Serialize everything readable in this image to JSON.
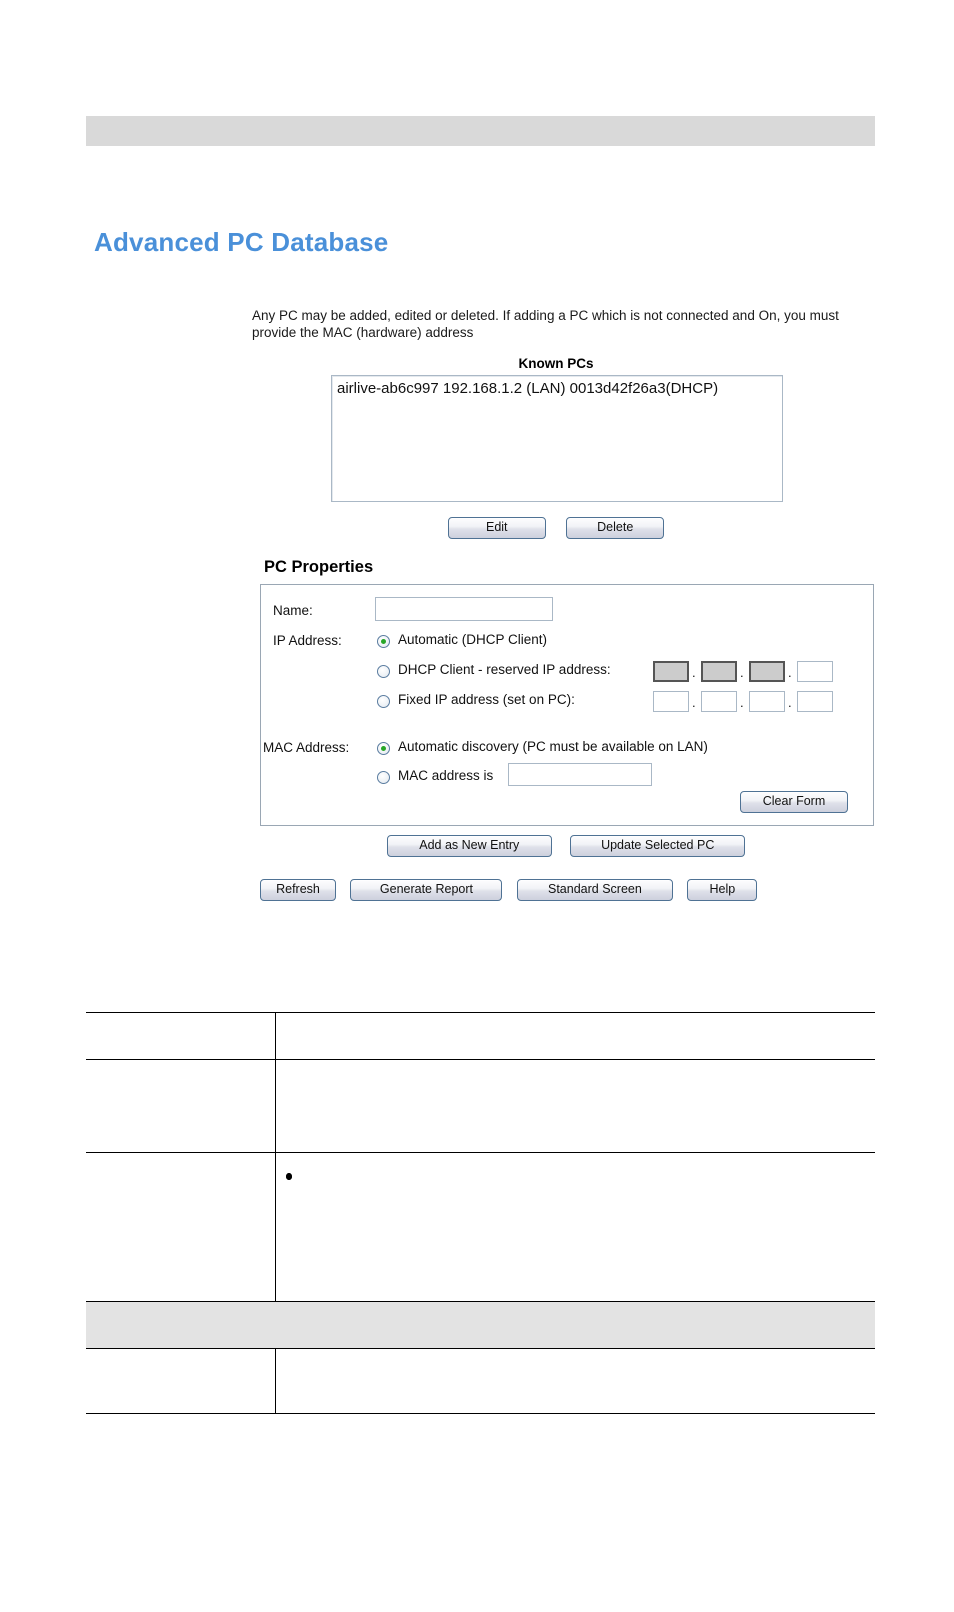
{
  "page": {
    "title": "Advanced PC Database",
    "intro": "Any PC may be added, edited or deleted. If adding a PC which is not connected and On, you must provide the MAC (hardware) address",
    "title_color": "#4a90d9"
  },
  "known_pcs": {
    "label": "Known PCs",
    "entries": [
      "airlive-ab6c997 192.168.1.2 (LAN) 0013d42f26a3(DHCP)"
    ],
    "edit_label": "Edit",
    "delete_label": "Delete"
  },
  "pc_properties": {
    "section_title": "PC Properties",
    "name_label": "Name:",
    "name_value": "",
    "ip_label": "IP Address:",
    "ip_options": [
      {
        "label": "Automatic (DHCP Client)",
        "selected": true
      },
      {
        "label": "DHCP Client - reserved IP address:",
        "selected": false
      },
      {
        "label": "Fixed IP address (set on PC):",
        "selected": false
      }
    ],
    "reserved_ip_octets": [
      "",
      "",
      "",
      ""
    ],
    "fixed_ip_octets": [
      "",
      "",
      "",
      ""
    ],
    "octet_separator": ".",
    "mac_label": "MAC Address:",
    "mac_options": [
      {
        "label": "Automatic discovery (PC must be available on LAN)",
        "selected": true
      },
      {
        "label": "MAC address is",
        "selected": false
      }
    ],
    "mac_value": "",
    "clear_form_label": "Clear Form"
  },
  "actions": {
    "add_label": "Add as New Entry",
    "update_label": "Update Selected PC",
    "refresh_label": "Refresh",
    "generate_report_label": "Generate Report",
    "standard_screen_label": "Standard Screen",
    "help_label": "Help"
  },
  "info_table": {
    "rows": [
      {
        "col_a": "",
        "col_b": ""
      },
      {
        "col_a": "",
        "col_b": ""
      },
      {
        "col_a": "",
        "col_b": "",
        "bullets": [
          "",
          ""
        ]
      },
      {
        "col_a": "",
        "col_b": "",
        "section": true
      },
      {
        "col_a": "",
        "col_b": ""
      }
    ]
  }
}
■ ■ ■ ■
| Problem statement |
Keep the pictures out and write out the records exactly.

| Solution to this task |
Serialize everything readable in this image to JSON.
{
  "page": {
    "title": "Advanced PC Database",
    "intro": "Any PC may be added, edited or deleted. If adding a PC which is not connected and On, you must provide the MAC (hardware) address",
    "title_color": "#4a90d9"
  },
  "known_pcs": {
    "label": "Known PCs",
    "entries": [
      "airlive-ab6c997 192.168.1.2 (LAN) 0013d42f26a3(DHCP)"
    ],
    "edit_label": "Edit",
    "delete_label": "Delete"
  },
  "pc_properties": {
    "section_title": "PC Properties",
    "name_label": "Name:",
    "name_value": "",
    "ip_label": "IP Address:",
    "ip_options": [
      {
        "label": "Automatic (DHCP Client)",
        "selected": true
      },
      {
        "label": "DHCP Client - reserved IP address:",
        "selected": false
      },
      {
        "label": "Fixed IP address (set on PC):",
        "selected": false
      }
    ],
    "reserved_ip_octets": [
      "",
      "",
      "",
      ""
    ],
    "fixed_ip_octets": [
      "",
      "",
      "",
      ""
    ],
    "octet_separator": ".",
    "mac_label": "MAC Address:",
    "mac_options": [
      {
        "label": "Automatic discovery (PC must be available on LAN)",
        "selected": true
      },
      {
        "label": "MAC address is",
        "selected": false
      }
    ],
    "mac_value": "",
    "clear_form_label": "Clear Form"
  },
  "actions": {
    "add_label": "Add as New Entry",
    "update_label": "Update Selected PC",
    "refresh_label": "Refresh",
    "generate_report_label": "Generate Report",
    "standard_screen_label": "Standard Screen",
    "help_label": "Help"
  },
  "info_table": {
    "rows": [
      {
        "col_a": "",
        "col_b": ""
      },
      {
        "col_a": "",
        "col_b": ""
      },
      {
        "col_a": "",
        "col_b": "",
        "bullets": [
          "",
          ""
        ]
      },
      {
        "col_a": "",
        "col_b": "",
        "section": true
      },
      {
        "col_a": "",
        "col_b": ""
      }
    ]
  }
}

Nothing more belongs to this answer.